What is asked
**1)** From the passage on Duelnode dueling, return the text from "The process of" up to and including "are just commenters.".
**2)** In the passage on Duelnode dueling, rewrite the paragraph beginning "Arguments may depend on supporting documentation" as a bulleted list that keeps its main facts.
**3)** Translate this sentence from the passage on Duelnode dueling into Spanish: "The resulting duel is saved permanently – disk space being cheap."

Selected extract
* BEGIN *

The defender then responds to the challenger’s argument, for each proposition either (a) conceding it; (b) dismissing it contemptuously, as unworthy of serious consideration; (c) equating it to some other proposition stated by the defender, or negation of some proposition stated by the challenger (ie, putting a symbolic link in the argument tree); or (d) responding with a counterargument.

Arguments may depend on supporting documentation. All supporting references must be in publicly available and freely redistributable form. No reference to any information that is either behind a subscriber firewall, or available only on paper, is honorable. Ideally, supporting documents should be uploaded to Duelnode itself, but if copyright permissions prohibit this they must be hosted on a site with a stable archive policy. Furthermore, Duelnode does not attempt to distinguish between trustworthy and untrustworthy sources.

(The Agency goes one better here. Because all the supporting information will be housed on the website. So, in any duel, the Agency members will have these resources at their finger-tips.)

The process of argument construction continues until the tree is fully populated. In other words, until each dueler has given the other complete and final satisfaction. The resulting duel is saved permanently – disk space being cheap.

(Again, we can go one better. Every Duel will be housed on the Website. In the Hall of “shame”, or the “trophy room.” (See below.)

Moldbug on the key “propaganda” point:

The whole point of the duel is to humiliate your enemy in public, to ride him, to make him your pwny.

To maximize the quality of the duel, and ensure that as many arguments as possible are aired and expressed, our duelers may be assisted by the public at large, acting as kibitzers. Kibitzers are just commenters.

* END *

Records supplied
* BEGIN *

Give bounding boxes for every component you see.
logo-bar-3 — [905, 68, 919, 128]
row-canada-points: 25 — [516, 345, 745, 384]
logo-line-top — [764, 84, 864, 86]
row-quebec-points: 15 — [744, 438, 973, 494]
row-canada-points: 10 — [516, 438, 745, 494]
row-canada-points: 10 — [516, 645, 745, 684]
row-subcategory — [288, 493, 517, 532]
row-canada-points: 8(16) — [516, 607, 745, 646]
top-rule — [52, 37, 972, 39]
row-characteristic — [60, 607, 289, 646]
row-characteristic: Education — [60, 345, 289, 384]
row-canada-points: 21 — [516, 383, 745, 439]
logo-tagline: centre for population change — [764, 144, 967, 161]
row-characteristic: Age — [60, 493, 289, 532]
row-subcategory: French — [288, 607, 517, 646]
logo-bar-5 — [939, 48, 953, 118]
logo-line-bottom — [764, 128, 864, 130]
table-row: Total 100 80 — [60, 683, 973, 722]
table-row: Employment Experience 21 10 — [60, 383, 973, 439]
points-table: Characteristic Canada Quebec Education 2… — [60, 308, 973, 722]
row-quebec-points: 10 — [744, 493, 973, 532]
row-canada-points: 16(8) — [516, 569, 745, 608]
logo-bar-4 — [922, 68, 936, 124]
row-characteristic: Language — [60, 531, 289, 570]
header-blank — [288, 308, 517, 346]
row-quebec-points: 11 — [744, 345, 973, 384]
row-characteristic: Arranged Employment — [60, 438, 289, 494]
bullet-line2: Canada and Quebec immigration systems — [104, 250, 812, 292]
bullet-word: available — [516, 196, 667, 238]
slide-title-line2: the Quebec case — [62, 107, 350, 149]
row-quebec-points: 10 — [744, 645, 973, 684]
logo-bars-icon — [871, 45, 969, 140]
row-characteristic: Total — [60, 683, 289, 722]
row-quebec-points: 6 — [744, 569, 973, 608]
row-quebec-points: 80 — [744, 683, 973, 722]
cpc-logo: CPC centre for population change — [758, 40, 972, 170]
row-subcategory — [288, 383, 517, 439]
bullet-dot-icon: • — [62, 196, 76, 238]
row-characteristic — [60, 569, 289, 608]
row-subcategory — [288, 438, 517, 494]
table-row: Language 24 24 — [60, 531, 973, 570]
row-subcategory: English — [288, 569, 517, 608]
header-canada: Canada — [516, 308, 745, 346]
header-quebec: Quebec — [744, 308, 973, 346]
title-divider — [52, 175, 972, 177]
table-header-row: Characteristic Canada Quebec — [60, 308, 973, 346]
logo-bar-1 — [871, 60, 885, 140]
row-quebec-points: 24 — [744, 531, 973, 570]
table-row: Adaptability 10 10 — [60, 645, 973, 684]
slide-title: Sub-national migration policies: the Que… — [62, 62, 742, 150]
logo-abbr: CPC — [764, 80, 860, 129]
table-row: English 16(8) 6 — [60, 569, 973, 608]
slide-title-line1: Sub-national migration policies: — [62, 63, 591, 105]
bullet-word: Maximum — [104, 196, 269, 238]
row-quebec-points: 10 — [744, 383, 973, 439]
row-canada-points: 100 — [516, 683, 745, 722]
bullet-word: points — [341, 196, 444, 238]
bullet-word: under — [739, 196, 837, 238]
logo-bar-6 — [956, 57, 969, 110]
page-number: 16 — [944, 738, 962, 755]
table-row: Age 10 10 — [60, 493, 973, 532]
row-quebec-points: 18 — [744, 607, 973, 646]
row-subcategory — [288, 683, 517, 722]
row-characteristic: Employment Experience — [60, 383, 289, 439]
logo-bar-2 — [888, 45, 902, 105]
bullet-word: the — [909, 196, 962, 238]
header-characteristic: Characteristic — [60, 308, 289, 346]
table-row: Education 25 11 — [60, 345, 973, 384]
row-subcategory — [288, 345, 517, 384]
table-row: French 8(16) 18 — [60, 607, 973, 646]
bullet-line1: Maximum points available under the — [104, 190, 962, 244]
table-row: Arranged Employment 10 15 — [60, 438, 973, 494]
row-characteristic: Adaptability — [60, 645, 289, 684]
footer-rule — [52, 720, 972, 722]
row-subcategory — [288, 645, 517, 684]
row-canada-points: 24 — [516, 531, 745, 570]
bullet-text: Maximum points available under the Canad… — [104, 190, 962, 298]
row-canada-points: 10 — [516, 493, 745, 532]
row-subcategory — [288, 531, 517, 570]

* END *

Completed exercise
**1)**
The process of argument construction continues until the tree is fully populated. In other words, until each dueler has given the other complete and final satisfaction. The resulting duel is saved permanently – disk space being cheap.

(Again, we can go one better. Every Duel will be housed on the Website. In the Hall of “shame”, or the “trophy room.” (See below.)

Moldbug on the key “propaganda” point:

The whole point of the duel is to humiliate your enemy in public, to ride him, to make him your pwny.

To maximize the quality of the duel, and ensure that as many arguments as possible are aired and expressed, our duelers may be assisted by the public at large, acting as kibitzers. Kibitzers are just commenters.

**2)**
- Arguments may rely on supporting documentation.
- All supporting references must be publicly available and freely redistributable.
- References to information behind a subscriber firewall or available only on paper are not honorable.
- Ideally, supporting documents should be uploaded to Duelnode. If copyright permissions prevent this, they must be hosted on a site with a stable archive policy.
- Duelnode does not try to distinguish between trustworthy and untrustworthy sources.

**3)** El duelo resultante se guarda de forma permanente, ya que el espacio en disco es barato.